| EXERCISE |
Lines holding the string "sigma" are the ones to copy; find them all in the data.

| WORKING DATA |
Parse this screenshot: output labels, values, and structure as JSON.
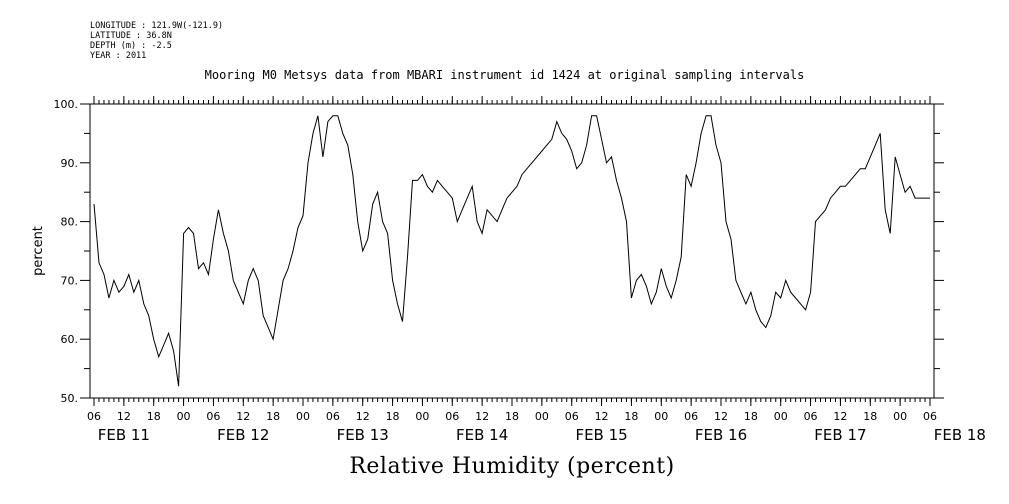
{
  "header": {
    "longitude": "LONGITUDE : 121.9W(-121.9)",
    "latitude": "LATITUDE : 36.8N",
    "depth": "DEPTH (m) : -2.5",
    "year": "YEAR : 2011"
  },
  "chart_data": {
    "type": "line",
    "title": "Mooring M0 Metsys data from MBARI instrument id 1424 at original sampling intervals",
    "xlabel": "Relative Humidity (percent)",
    "ylabel": "percent",
    "ylim": [
      50,
      100
    ],
    "yticks": [
      "50.",
      "60.",
      "70.",
      "80.",
      "90.",
      "100."
    ],
    "xlim_hours": [
      0,
      168
    ],
    "hour_tick_labels": [
      "06",
      "12",
      "18",
      "00",
      "06",
      "12",
      "18",
      "00",
      "06",
      "12",
      "18",
      "00",
      "06",
      "12",
      "18",
      "00",
      "06",
      "12",
      "18",
      "00",
      "06",
      "12",
      "18",
      "00",
      "06",
      "12",
      "18",
      "00",
      "06"
    ],
    "date_labels": [
      "FEB 11",
      "FEB 12",
      "FEB 13",
      "FEB 14",
      "FEB 15",
      "FEB 16",
      "FEB 17",
      "FEB 18"
    ],
    "grid": false,
    "series": [
      {
        "x_hours": [
          0,
          1,
          2,
          3,
          4,
          5,
          6,
          7,
          8,
          9,
          10,
          11,
          12,
          13,
          14,
          15,
          16,
          17,
          18,
          19,
          20,
          21,
          22,
          23,
          24,
          25,
          26,
          27,
          28,
          29,
          30,
          31,
          32,
          33,
          34,
          35,
          36,
          37,
          38,
          39,
          40,
          41,
          42,
          43,
          44,
          45,
          46,
          47,
          48,
          49,
          50,
          51,
          52,
          53,
          54,
          55,
          56,
          57,
          58,
          59,
          60,
          61,
          62,
          63,
          64,
          65,
          66,
          67,
          68,
          69,
          70,
          71,
          72,
          73,
          74,
          75,
          76,
          77,
          78,
          79,
          80,
          81,
          82,
          83,
          84,
          85,
          86,
          87,
          88,
          89,
          90,
          91,
          92,
          93,
          94,
          95,
          96,
          97,
          98,
          99,
          100,
          101,
          102,
          103,
          104,
          105,
          106,
          107,
          108,
          109,
          110,
          111,
          112,
          113,
          114,
          115,
          116,
          117,
          118,
          119,
          120,
          121,
          122,
          123,
          124,
          125,
          126,
          127,
          128,
          129,
          130,
          131,
          132,
          133,
          134,
          135,
          136,
          137,
          138,
          139,
          140,
          141,
          142,
          143,
          144,
          145,
          146,
          147,
          148,
          149,
          150,
          151,
          152,
          153,
          154,
          155,
          156,
          157,
          158,
          159,
          160,
          161,
          162,
          163,
          164,
          165,
          166,
          167,
          168
        ],
        "values": [
          83,
          73,
          71,
          67,
          70,
          68,
          69,
          71,
          68,
          70,
          66,
          64,
          60,
          57,
          59,
          61,
          58,
          52,
          78,
          79,
          78,
          72,
          73,
          71,
          77,
          82,
          78,
          75,
          70,
          68,
          66,
          70,
          72,
          70,
          64,
          62,
          60,
          65,
          70,
          72,
          75,
          79,
          81,
          90,
          95,
          98,
          91,
          97,
          98,
          98,
          95,
          93,
          88,
          80,
          75,
          77,
          83,
          85,
          80,
          78,
          70,
          66,
          63,
          74,
          87,
          87,
          88,
          86,
          85,
          87,
          86,
          85,
          84,
          80,
          82,
          84,
          86,
          80,
          78,
          82,
          81,
          80,
          82,
          84,
          85,
          86,
          88,
          89,
          90,
          91,
          92,
          93,
          94,
          97,
          95,
          94,
          92,
          89,
          90,
          93,
          98,
          98,
          94,
          90,
          91,
          87,
          84,
          80,
          67,
          70,
          71,
          69,
          66,
          68,
          72,
          69,
          67,
          70,
          74,
          88,
          86,
          90,
          95,
          98,
          98,
          93,
          90,
          80,
          77,
          70,
          68,
          66,
          68,
          65,
          63,
          62,
          64,
          68,
          67,
          70,
          68,
          67,
          66,
          65,
          68,
          80,
          81,
          82,
          84,
          85,
          86,
          86,
          87,
          88,
          89,
          89,
          91,
          93,
          95,
          82,
          78,
          91,
          88,
          85,
          86,
          84,
          84,
          84,
          84
        ]
      }
    ]
  }
}
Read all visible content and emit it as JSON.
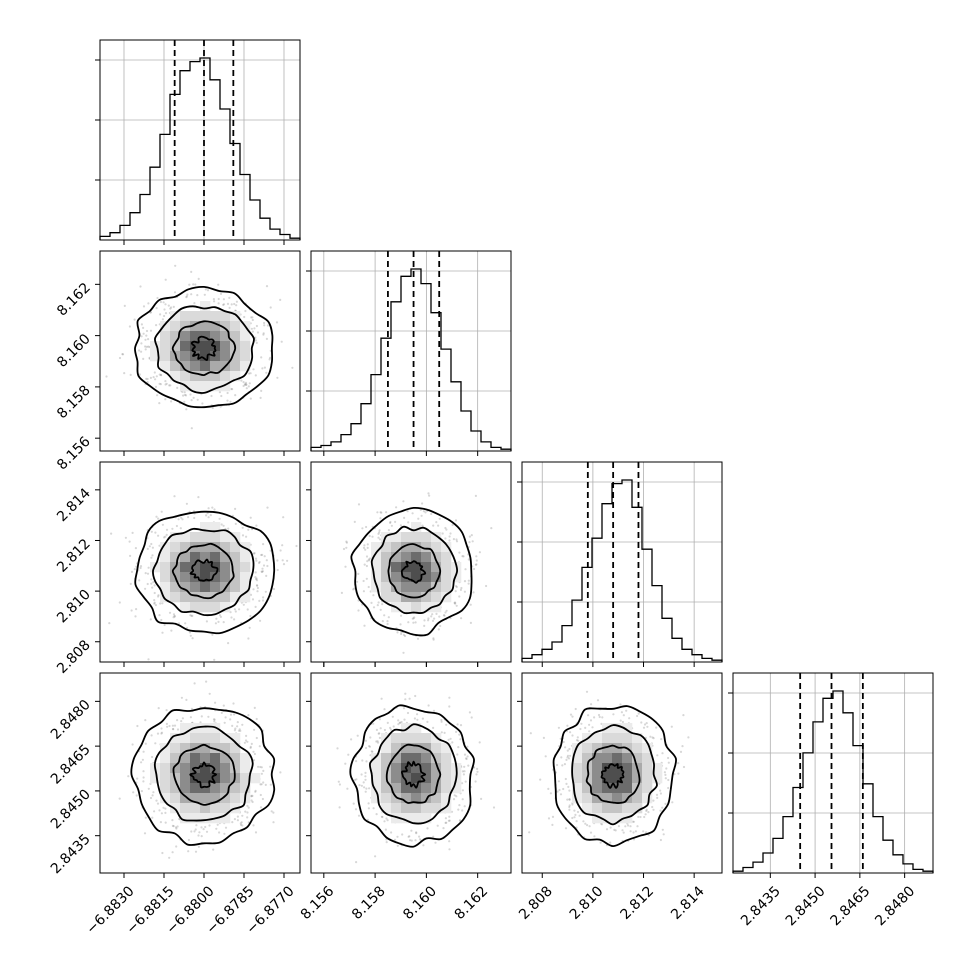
{
  "chart_data": {
    "type": "corner",
    "parameters": [
      {
        "name": "",
        "range": [
          -6.8839,
          -6.8764
        ],
        "ticks": [
          -6.883,
          -6.8815,
          -6.88,
          -6.8785,
          -6.877
        ],
        "tick_labels": [
          "−6.8830",
          "−6.8815",
          "−6.8800",
          "−6.8785",
          "−6.8770"
        ],
        "quantiles": [
          -6.8811,
          -6.88,
          -6.8789
        ],
        "median": -6.88,
        "sigma": 0.00105
      },
      {
        "name": "",
        "range": [
          8.1555,
          8.1633
        ],
        "ticks": [
          8.156,
          8.158,
          8.16,
          8.162
        ],
        "tick_labels": [
          "8.156",
          "8.158",
          "8.160",
          "8.162"
        ],
        "quantiles": [
          8.1585,
          8.1595,
          8.1605
        ],
        "median": 8.1595,
        "sigma": 0.00095
      },
      {
        "name": "",
        "range": [
          2.8072,
          2.8151
        ],
        "ticks": [
          2.808,
          2.81,
          2.812,
          2.814
        ],
        "tick_labels": [
          "2.808",
          "2.810",
          "2.812",
          "2.814"
        ],
        "quantiles": [
          2.8098,
          2.8108,
          2.8118
        ],
        "median": 2.8108,
        "sigma": 0.00098
      },
      {
        "name": "",
        "range": [
          2.84225,
          2.84895
        ],
        "ticks": [
          2.8435,
          2.845,
          2.8465,
          2.848
        ],
        "tick_labels": [
          "2.8435",
          "2.8450",
          "2.8465",
          "2.8480"
        ],
        "quantiles": [
          2.8445,
          2.84555,
          2.8466
        ],
        "median": 2.84555,
        "sigma": 0.00092
      }
    ],
    "histograms": [
      [
        0.02,
        0.04,
        0.08,
        0.15,
        0.25,
        0.4,
        0.58,
        0.8,
        0.93,
        0.98,
        1.0,
        0.88,
        0.72,
        0.53,
        0.36,
        0.22,
        0.12,
        0.06,
        0.03,
        0.01
      ],
      [
        0.02,
        0.03,
        0.05,
        0.09,
        0.15,
        0.26,
        0.42,
        0.62,
        0.82,
        0.96,
        1.0,
        0.92,
        0.76,
        0.56,
        0.38,
        0.22,
        0.11,
        0.05,
        0.02,
        0.01
      ],
      [
        0.02,
        0.04,
        0.07,
        0.11,
        0.2,
        0.34,
        0.52,
        0.68,
        0.87,
        0.98,
        1.0,
        0.85,
        0.62,
        0.42,
        0.24,
        0.13,
        0.07,
        0.04,
        0.02,
        0.01
      ],
      [
        0.01,
        0.03,
        0.06,
        0.11,
        0.19,
        0.31,
        0.47,
        0.66,
        0.83,
        0.96,
        1.0,
        0.88,
        0.7,
        0.49,
        0.31,
        0.18,
        0.1,
        0.05,
        0.02,
        0.01
      ]
    ],
    "grid": true
  }
}
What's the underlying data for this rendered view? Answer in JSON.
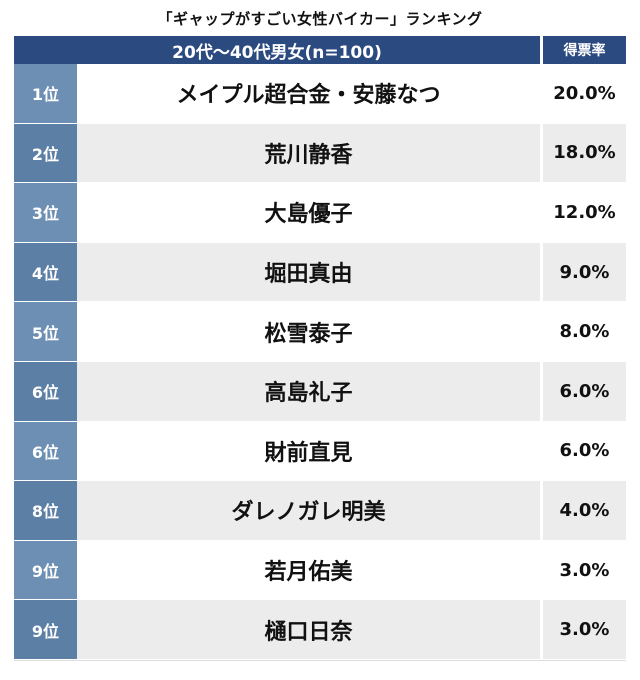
{
  "title": "「ギャップがすごい女性バイカー」ランキング",
  "chart_data": {
    "type": "table",
    "header": {
      "name_column": "20代〜40代男女(n=100)",
      "rate_column": "得票率"
    },
    "rows": [
      {
        "rank": "1位",
        "name": "メイプル超合金・安藤なつ",
        "rate": "20.0%",
        "value": 20.0
      },
      {
        "rank": "2位",
        "name": "荒川静香",
        "rate": "18.0%",
        "value": 18.0
      },
      {
        "rank": "3位",
        "name": "大島優子",
        "rate": "12.0%",
        "value": 12.0
      },
      {
        "rank": "4位",
        "name": "堀田真由",
        "rate": "9.0%",
        "value": 9.0
      },
      {
        "rank": "5位",
        "name": "松雪泰子",
        "rate": "8.0%",
        "value": 8.0
      },
      {
        "rank": "6位",
        "name": "高島礼子",
        "rate": "6.0%",
        "value": 6.0
      },
      {
        "rank": "6位",
        "name": "財前直見",
        "rate": "6.0%",
        "value": 6.0
      },
      {
        "rank": "8位",
        "name": "ダレノガレ明美",
        "rate": "4.0%",
        "value": 4.0
      },
      {
        "rank": "9位",
        "name": "若月佑美",
        "rate": "3.0%",
        "value": 3.0
      },
      {
        "rank": "9位",
        "name": "樋口日奈",
        "rate": "3.0%",
        "value": 3.0
      }
    ]
  },
  "colors": {
    "header_bg": "#2b4a80",
    "rank_bg": "#6c8fb3",
    "row_alt_bg": "#ececec"
  }
}
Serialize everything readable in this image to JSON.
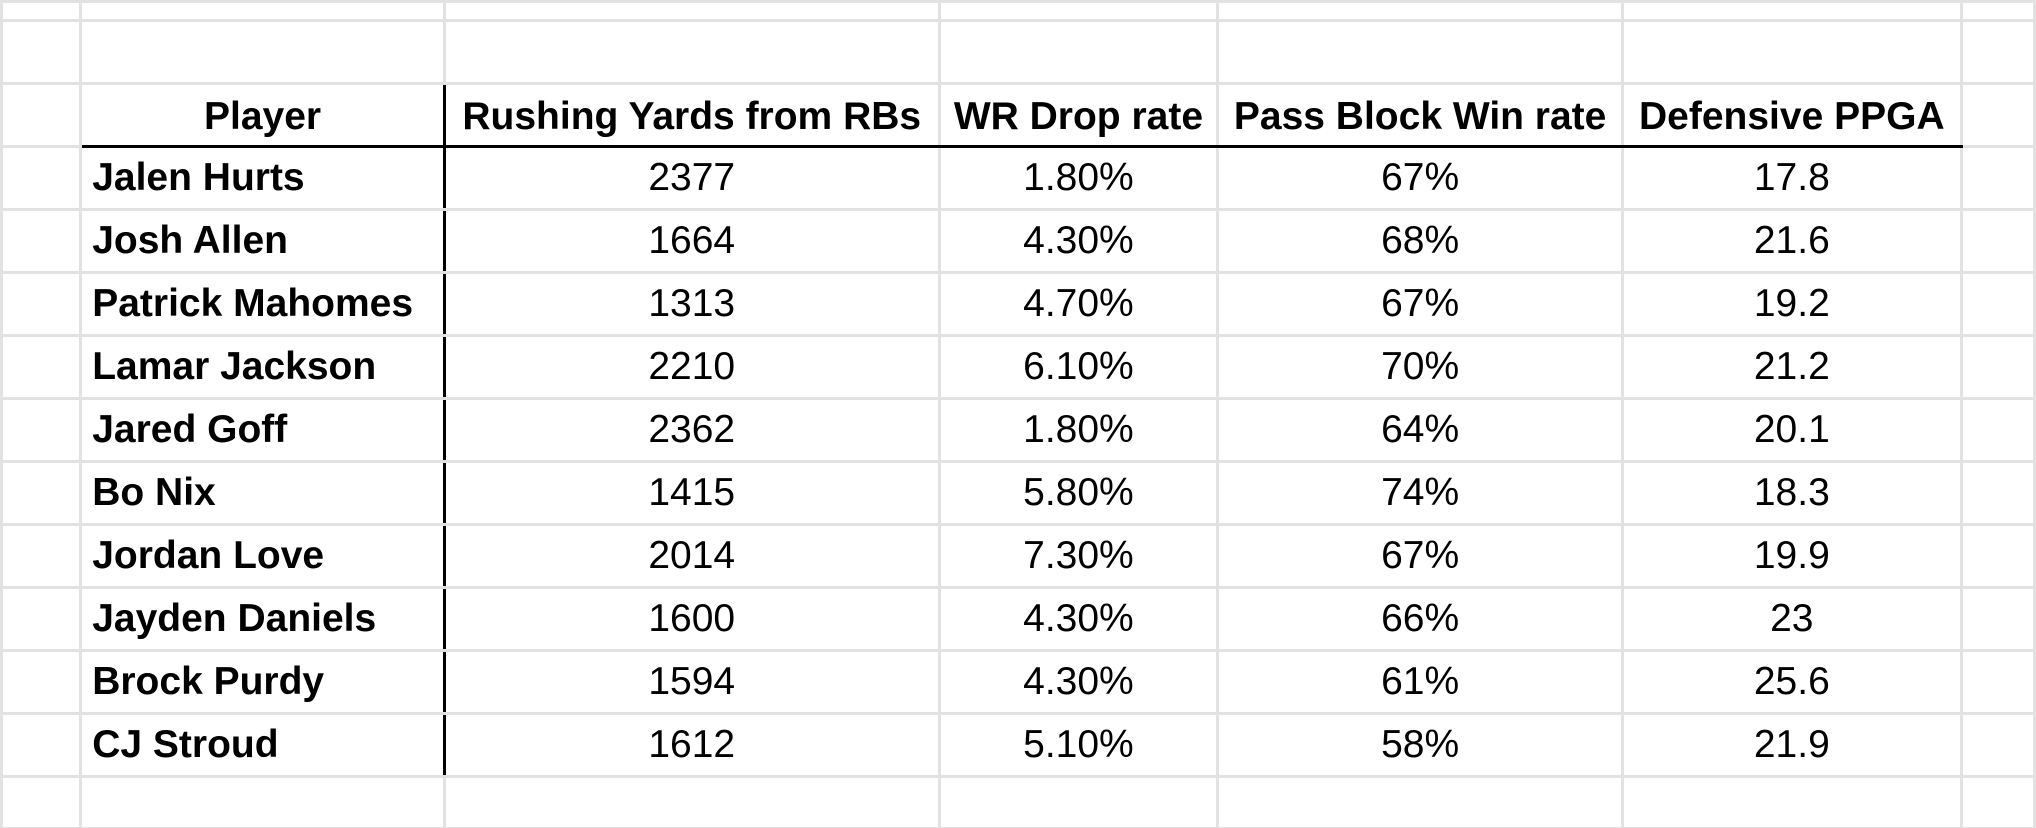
{
  "table": {
    "headers": {
      "player": "Player",
      "rushing": "Rushing Yards from RBs",
      "drop_rate": "WR Drop rate",
      "pass_block": "Pass Block Win rate",
      "ppga": "Defensive PPGA"
    },
    "rows": [
      {
        "player": "Jalen Hurts",
        "rushing": "2377",
        "drop_rate": "1.80%",
        "pass_block": "67%",
        "ppga": "17.8"
      },
      {
        "player": "Josh Allen",
        "rushing": "1664",
        "drop_rate": "4.30%",
        "pass_block": "68%",
        "ppga": "21.6"
      },
      {
        "player": "Patrick Mahomes",
        "rushing": "1313",
        "drop_rate": "4.70%",
        "pass_block": "67%",
        "ppga": "19.2"
      },
      {
        "player": "Lamar Jackson",
        "rushing": "2210",
        "drop_rate": "6.10%",
        "pass_block": "70%",
        "ppga": "21.2"
      },
      {
        "player": "Jared Goff",
        "rushing": "2362",
        "drop_rate": "1.80%",
        "pass_block": "64%",
        "ppga": "20.1"
      },
      {
        "player": "Bo Nix",
        "rushing": "1415",
        "drop_rate": "5.80%",
        "pass_block": "74%",
        "ppga": "18.3"
      },
      {
        "player": "Jordan Love",
        "rushing": "2014",
        "drop_rate": "7.30%",
        "pass_block": "67%",
        "ppga": "19.9"
      },
      {
        "player": "Jayden Daniels",
        "rushing": "1600",
        "drop_rate": "4.30%",
        "pass_block": "66%",
        "ppga": "23"
      },
      {
        "player": "Brock Purdy",
        "rushing": "1594",
        "drop_rate": "4.30%",
        "pass_block": "61%",
        "ppga": "25.6"
      },
      {
        "player": "CJ Stroud",
        "rushing": "1612",
        "drop_rate": "5.10%",
        "pass_block": "58%",
        "ppga": "21.9"
      }
    ]
  },
  "colors": {
    "gridline": "#e2e2e2",
    "border": "#000000",
    "background": "#ffffff"
  }
}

| FINISHED TASK |
        "sigma": 0.00105
        "sigma": 0.00095
        "sigma": 0.00098
        "sigma": 0.00092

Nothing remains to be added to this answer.